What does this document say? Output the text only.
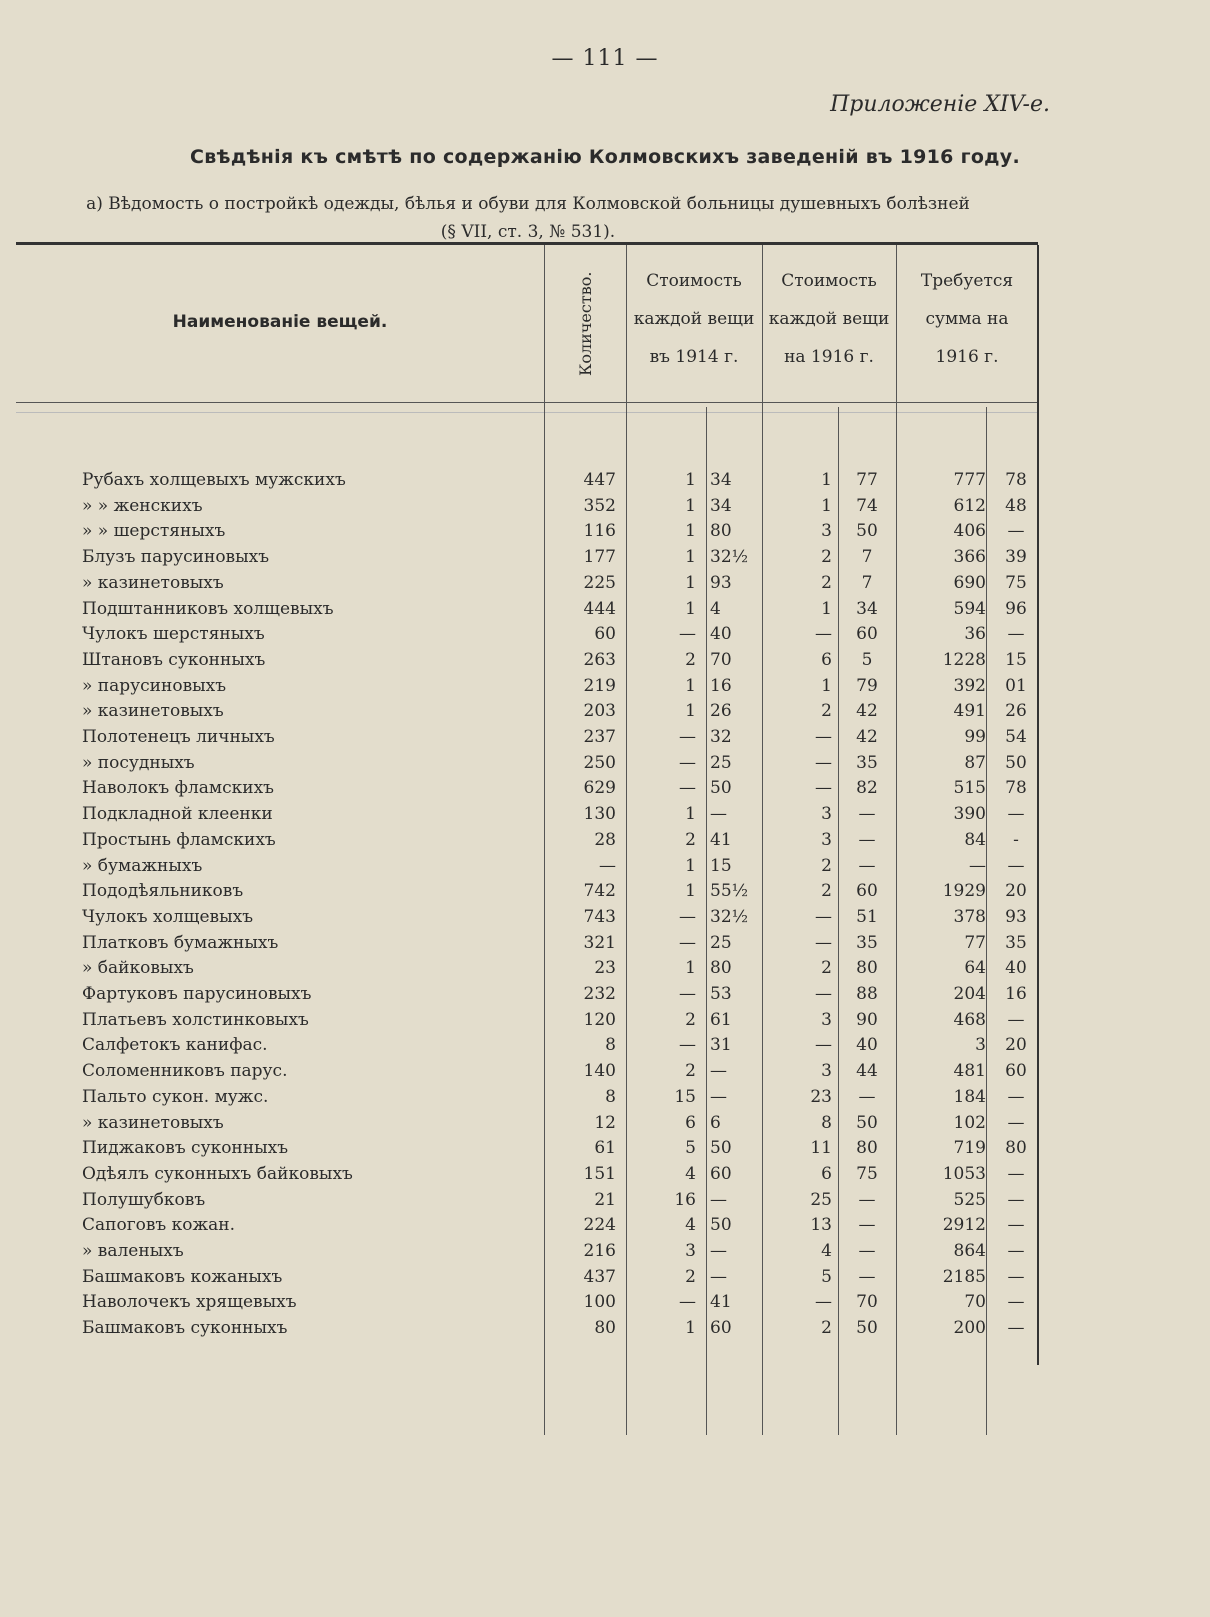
— 111 —
Приложеніе XIV-е.
Свѣдѣнія къ смѣтѣ по содержанію Колмовскихъ заведеній въ 1916 году.
а) Вѣдомость о постройкѣ одежды, бѣлья и обуви для Колмовской больницы душевныхъ болѣзней
(§ VII, ст. 3, № 531).
Наименованіе вещей.	Количество.	Стоимость
каждой вещи
въ 1914 г.
Стоимость
каждой вещи
на 1916 г.
Требуется
сумма на
1916 г.
Рубахъ холщевыхъ мужскихъ	447	1 34	1	77	777	78
» » женскихъ	352	1 34	1	74	612	48
» » шерстяныхъ	116	1 80	3	50	406	—
Блузъ парусиновыхъ	177	1 32½	2	7	366	39
» казинетовыхъ	225	1 93	2	7	690	75
Подштанниковъ холщевыхъ	444	1 4	1	34	594	96
Чулокъ шерстяныхъ	60	— 40	—	60	36	—
Штановъ суконныхъ	263	2 70	6	5	1228	15
» парусиновыхъ	219	1 16	1	79	392	01
» казинетовыхъ	203	1 26	2	42	491	26
Полотенецъ личныхъ	237	— 32	—	42	99	54
» посудныхъ	250	— 25	—	35	87	50
Наволокъ фламскихъ	629	— 50	—	82	515	78
Подкладной клеенки	130	1 —	3	—	390	—
Простынь фламскихъ	28	2 41	3	—	84	-
» бумажныхъ	—	1 15	2	—	—	—
Пододѣяльниковъ	742	1 55½	2	60	1929	20
Чулокъ холщевыхъ	743	— 32½	—	51	378	93
Платковъ бумажныхъ	321	— 25	—	35	77	35
» байковыхъ	23	1 80	2	80	64	40
Фартуковъ парусиновыхъ	232	— 53	—	88	204	16
Платьевъ холстинковыхъ	120	2 61	3	90	468	—
Салфетокъ канифас.	8	— 31	—	40	3	20
Соломенниковъ парус.	140	2 —	3	44	481	60
Пальто сукон. мужс.	8	15 —	23	—	184	—
» казинетовыхъ	12	6 6	8	50	102	—
Пиджаковъ суконныхъ	61	5 50	11	80	719	80
Одѣялъ суконныхъ байковыхъ	151	4 60	6	75	1053	—
Полушубковъ	21	16 —	25	—	525	—
Сапоговъ кожан.	224	4 50	13	—	2912	—
» валеныхъ	216	3 —	4	—	864	—
Башмаковъ кожаныхъ	437	2 —	5	—	2185	—
Наволочекъ хрящевыхъ	100	— 41	—	70	70	—
Башмаковъ суконныхъ	80	1 60	2	50	200	—
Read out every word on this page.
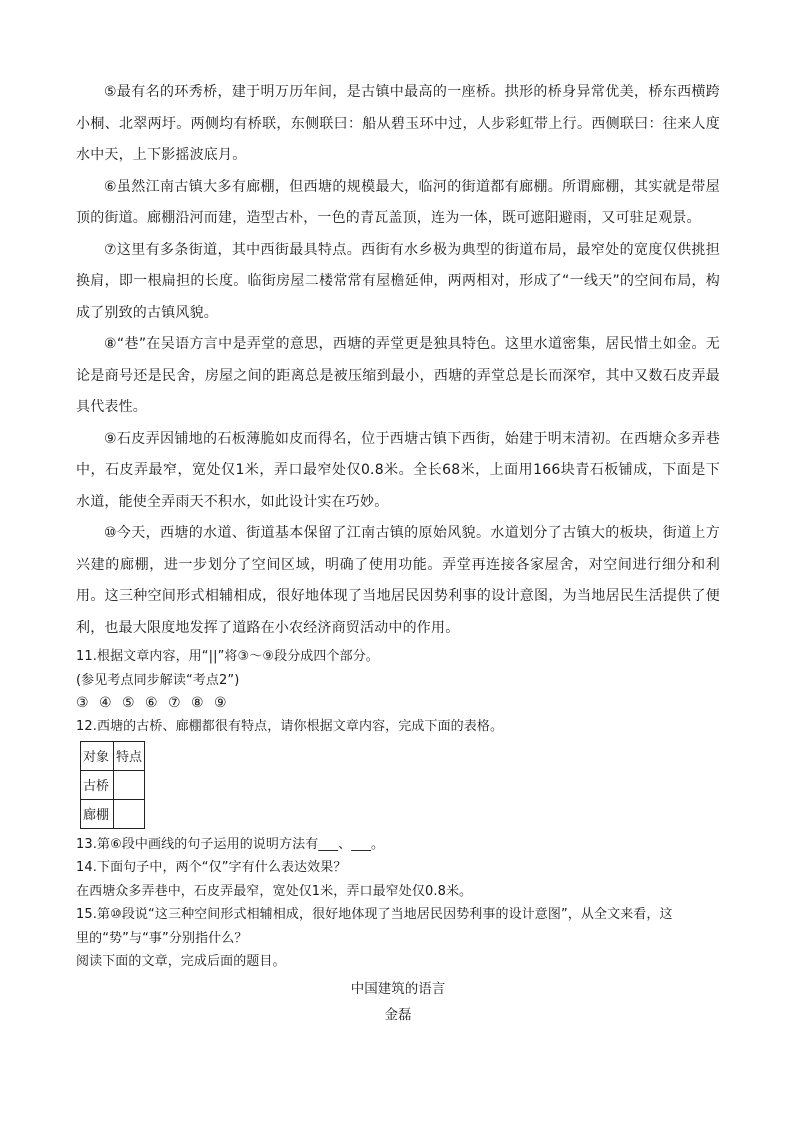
⑤最有名的环秀桥，建于明万历年间，是古镇中最高的一座桥。拱形的桥身异常优美，桥东西横跨小桐、北翠两圩。两侧均有桥联，东侧联曰：船从碧玉环中过，人步彩虹带上行。西侧联曰：往来人度水中天，上下影摇波底月。

⑥虽然江南古镇大多有廊棚，但西塘的规模最大，临河的街道都有廊棚。所谓廊棚，其实就是带屋顶的街道。廊棚沿河而建，造型古朴，一色的青瓦盖顶，连为一体，既可遮阳避雨，又可驻足观景。

⑦这里有多条街道，其中西街最具特点。西街有水乡极为典型的街道布局，最窄处的宽度仅供挑担换肩，即一根扁担的长度。临街房屋二楼常常有屋檐延伸，两两相对，形成了“一线天”的空间布局，构成了别致的古镇风貌。

⑧“巷”在吴语方言中是弄堂的意思，西塘的弄堂更是独具特色。这里水道密集，居民惜土如金。无论是商号还是民舍，房屋之间的距离总是被压缩到最小，西塘的弄堂总是长而深窄，其中又数石皮弄最具代表性。

⑨石皮弄因铺地的石板薄脆如皮而得名，位于西塘古镇下西街，始建于明末清初。在西塘众多弄巷中，石皮弄最窄，宽处仅1米，弄口最窄处仅0.8米。全长68米，上面用166块青石板铺成，下面是下水道，能使全弄雨天不积水，如此设计实在巧妙。

⑩今天，西塘的水道、街道基本保留了江南古镇的原始风貌。水道划分了古镇大的板块，街道上方兴建的廊棚，进一步划分了空间区域，明确了使用功能。弄堂再连接各家屋舍，对空间进行细分和利用。这三种空间形式相辅相成，很好地体现了当地居民因势利事的设计意图，为当地居民生活提供了便利，也最大限度地发挥了道路在小农经济商贸活动中的作用。

11.根据文章内容，用“||”将③～⑨段分成四个部分。

(参见考点同步解读“考点2”)

③ ④ ⑤ ⑥ ⑦ ⑧ ⑨

12.西塘的古桥、廊棚都很有特点，请你根据文章内容，完成下面的表格。

对象	特点
古桥	
廊棚	

13.第⑥段中画线的句子运用的说明方法有___、___。

14.下面句子中，两个“仅”字有什么表达效果？

在西塘众多弄巷中，石皮弄最窄，宽处仅1米，弄口最窄处仅0.8米。

15.第⑩段说“这三种空间形式相辅相成，很好地体现了当地居民因势利事的设计意图”，从全文来看，这

里的“势”与“事”分别指什么？

阅读下面的文章，完成后面的题目。

中国建筑的语言

金磊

───

The data should be printed again unchanged; leave its pictures out.

◆ ANSWER BELOW ◆
What does this document say? Output the text only.
— 111 —
Приложеніе XIV-е.
Свѣдѣнія къ смѣтѣ по содержанію Колмовскихъ заведеній въ 1916 году.
а) Вѣдомость о постройкѣ одежды, бѣлья и обуви для Колмовской больницы душевныхъ болѣзней
(§ VII, ст. 3, № 531).
Наименованіе вещей.	Количество.	Стоимость
каждой вещи
въ 1914 г.
Стоимость
каждой вещи
на 1916 г.
Требуется
сумма на
1916 г.
Рубахъ холщевыхъ мужскихъ	447	1 34	1	77	777	78
» » женскихъ	352	1 34	1	74	612	48
» » шерстяныхъ	116	1 80	3	50	406	—
Блузъ парусиновыхъ	177	1 32½	2	7	366	39
» казинетовыхъ	225	1 93	2	7	690	75
Подштанниковъ холщевыхъ	444	1 4	1	34	594	96
Чулокъ шерстяныхъ	60	— 40	—	60	36	—
Штановъ суконныхъ	263	2 70	6	5	1228	15
» парусиновыхъ	219	1 16	1	79	392	01
» казинетовыхъ	203	1 26	2	42	491	26
Полотенецъ личныхъ	237	— 32	—	42	99	54
» посудныхъ	250	— 25	—	35	87	50
Наволокъ фламскихъ	629	— 50	—	82	515	78
Подкладной клеенки	130	1 —	3	—	390	—
Простынь фламскихъ	28	2 41	3	—	84	-
» бумажныхъ	—	1 15	2	—	—	—
Пододѣяльниковъ	742	1 55½	2	60	1929	20
Чулокъ холщевыхъ	743	— 32½	—	51	378	93
Платковъ бумажныхъ	321	— 25	—	35	77	35
» байковыхъ	23	1 80	2	80	64	40
Фартуковъ парусиновыхъ	232	— 53	—	88	204	16
Платьевъ холстинковыхъ	120	2 61	3	90	468	—
Салфетокъ канифас.	8	— 31	—	40	3	20
Соломенниковъ парус.	140	2 —	3	44	481	60
Пальто сукон. мужс.	8	15 —	23	—	184	—
» казинетовыхъ	12	6 6	8	50	102	—
Пиджаковъ суконныхъ	61	5 50	11	80	719	80
Одѣялъ суконныхъ байковыхъ	151	4 60	6	75	1053	—
Полушубковъ	21	16 —	25	—	525	—
Сапоговъ кожан.	224	4 50	13	—	2912	—
» валеныхъ	216	3 —	4	—	864	—
Башмаковъ кожаныхъ	437	2 —	5	—	2185	—
Наволочекъ хрящевыхъ	100	— 41	—	70	70	—
Башмаковъ суконныхъ	80	1 60	2	50	200	—
Read out every word on this page.
⑤最有名的环秀桥，建于明万历年间，是古镇中最高的一座桥。拱形的桥身异常优美，桥东西横跨小桐、北翠两圩。两侧均有桥联，东侧联曰：船从碧玉环中过，人步彩虹带上行。西侧联曰：往来人度水中天，上下影摇波底月。

⑥虽然江南古镇大多有廊棚，但西塘的规模最大，临河的街道都有廊棚。所谓廊棚，其实就是带屋顶的街道。廊棚沿河而建，造型古朴，一色的青瓦盖顶，连为一体，既可遮阳避雨，又可驻足观景。

⑦这里有多条街道，其中西街最具特点。西街有水乡极为典型的街道布局，最窄处的宽度仅供挑担换肩，即一根扁担的长度。临街房屋二楼常常有屋檐延伸，两两相对，形成了“一线天”的空间布局，构成了别致的古镇风貌。

⑧“巷”在吴语方言中是弄堂的意思，西塘的弄堂更是独具特色。这里水道密集，居民惜土如金。无论是商号还是民舍，房屋之间的距离总是被压缩到最小，西塘的弄堂总是长而深窄，其中又数石皮弄最具代表性。

⑨石皮弄因铺地的石板薄脆如皮而得名，位于西塘古镇下西街，始建于明末清初。在西塘众多弄巷中，石皮弄最窄，宽处仅1米，弄口最窄处仅0.8米。全长68米，上面用166块青石板铺成，下面是下水道，能使全弄雨天不积水，如此设计实在巧妙。

⑩今天，西塘的水道、街道基本保留了江南古镇的原始风貌。水道划分了古镇大的板块，街道上方兴建的廊棚，进一步划分了空间区域，明确了使用功能。弄堂再连接各家屋舍，对空间进行细分和利用。这三种空间形式相辅相成，很好地体现了当地居民因势利事的设计意图，为当地居民生活提供了便利，也最大限度地发挥了道路在小农经济商贸活动中的作用。

11.根据文章内容，用“||”将③～⑨段分成四个部分。

(参见考点同步解读“考点2”)

③ ④ ⑤ ⑥ ⑦ ⑧ ⑨

12.西塘的古桥、廊棚都很有特点，请你根据文章内容，完成下面的表格。

对象	特点
古桥	
廊棚	

13.第⑥段中画线的句子运用的说明方法有___、___。

14.下面句子中，两个“仅”字有什么表达效果？

在西塘众多弄巷中，石皮弄最窄，宽处仅1米，弄口最窄处仅0.8米。

15.第⑩段说“这三种空间形式相辅相成，很好地体现了当地居民因势利事的设计意图”，从全文来看，这

里的“势”与“事”分别指什么？

阅读下面的文章，完成后面的题目。

中国建筑的语言

金磊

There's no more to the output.